Do this: Report the count of lines where the string "ylabel" appears, and nothing else.

**** Records for the exercise

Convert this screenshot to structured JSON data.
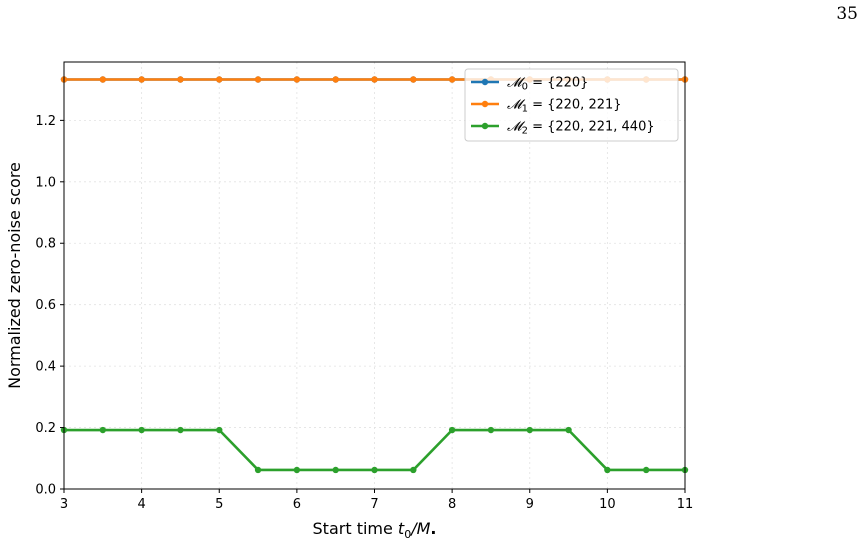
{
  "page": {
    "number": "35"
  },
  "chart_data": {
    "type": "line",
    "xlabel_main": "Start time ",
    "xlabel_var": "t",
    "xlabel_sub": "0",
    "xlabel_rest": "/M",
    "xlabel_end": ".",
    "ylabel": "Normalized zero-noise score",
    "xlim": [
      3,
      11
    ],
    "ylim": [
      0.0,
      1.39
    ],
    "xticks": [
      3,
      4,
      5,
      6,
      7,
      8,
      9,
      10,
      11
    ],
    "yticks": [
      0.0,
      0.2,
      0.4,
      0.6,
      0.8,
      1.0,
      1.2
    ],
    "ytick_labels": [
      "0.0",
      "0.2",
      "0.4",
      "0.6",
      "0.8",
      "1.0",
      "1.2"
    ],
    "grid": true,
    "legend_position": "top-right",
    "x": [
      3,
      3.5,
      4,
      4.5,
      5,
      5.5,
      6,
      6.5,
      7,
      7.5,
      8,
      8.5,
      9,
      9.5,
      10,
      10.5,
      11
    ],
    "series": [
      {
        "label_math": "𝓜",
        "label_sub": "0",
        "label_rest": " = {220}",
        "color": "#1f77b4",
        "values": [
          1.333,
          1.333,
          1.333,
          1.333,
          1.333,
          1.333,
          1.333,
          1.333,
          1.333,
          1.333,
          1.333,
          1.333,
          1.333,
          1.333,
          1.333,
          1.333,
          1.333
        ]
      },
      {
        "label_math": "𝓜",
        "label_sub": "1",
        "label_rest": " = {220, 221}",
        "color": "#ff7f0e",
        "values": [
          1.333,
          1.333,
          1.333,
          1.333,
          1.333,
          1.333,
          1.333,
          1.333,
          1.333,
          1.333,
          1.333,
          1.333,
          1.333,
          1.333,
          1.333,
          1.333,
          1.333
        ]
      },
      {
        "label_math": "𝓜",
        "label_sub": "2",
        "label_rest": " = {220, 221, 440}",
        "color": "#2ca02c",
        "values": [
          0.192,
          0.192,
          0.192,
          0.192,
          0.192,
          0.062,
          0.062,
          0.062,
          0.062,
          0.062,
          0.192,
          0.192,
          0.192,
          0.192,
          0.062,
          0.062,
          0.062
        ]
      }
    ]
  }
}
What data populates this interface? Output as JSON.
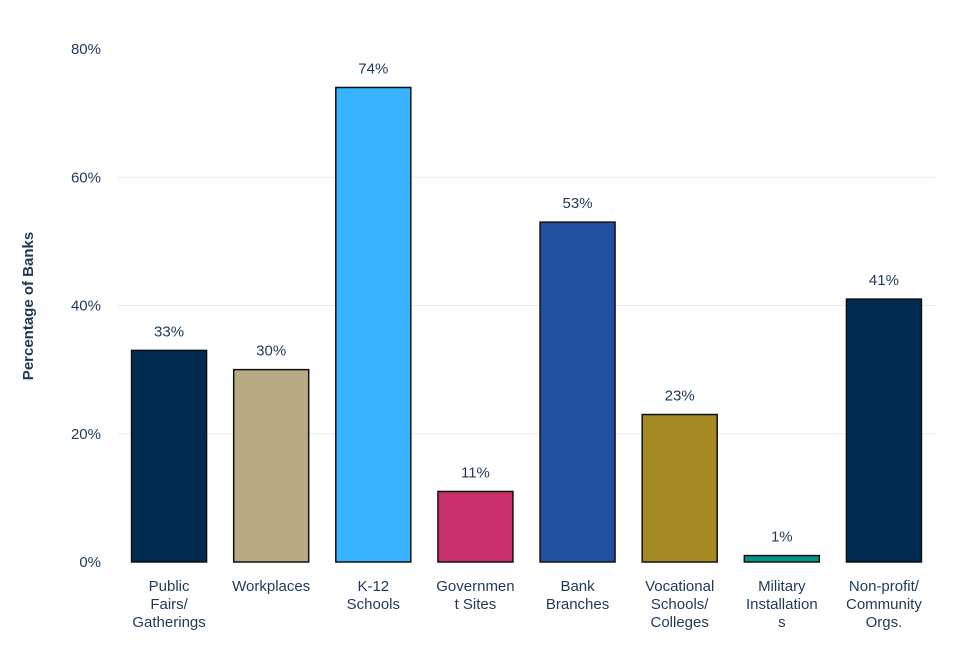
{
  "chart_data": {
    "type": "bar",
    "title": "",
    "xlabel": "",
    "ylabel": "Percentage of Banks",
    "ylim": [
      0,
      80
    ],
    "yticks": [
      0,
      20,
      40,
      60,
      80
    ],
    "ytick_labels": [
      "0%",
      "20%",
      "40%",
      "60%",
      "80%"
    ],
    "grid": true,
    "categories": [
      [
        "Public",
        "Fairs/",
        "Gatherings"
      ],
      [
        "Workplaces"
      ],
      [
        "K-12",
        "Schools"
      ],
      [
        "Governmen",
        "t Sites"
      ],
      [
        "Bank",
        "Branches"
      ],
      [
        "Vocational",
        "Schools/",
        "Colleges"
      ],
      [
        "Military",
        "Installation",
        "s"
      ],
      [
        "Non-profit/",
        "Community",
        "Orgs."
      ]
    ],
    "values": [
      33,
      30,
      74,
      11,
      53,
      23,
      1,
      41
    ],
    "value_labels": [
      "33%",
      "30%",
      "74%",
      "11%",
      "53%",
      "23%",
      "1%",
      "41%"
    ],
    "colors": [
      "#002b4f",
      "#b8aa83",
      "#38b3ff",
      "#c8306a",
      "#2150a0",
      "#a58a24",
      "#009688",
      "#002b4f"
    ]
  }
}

********

Written answer: 2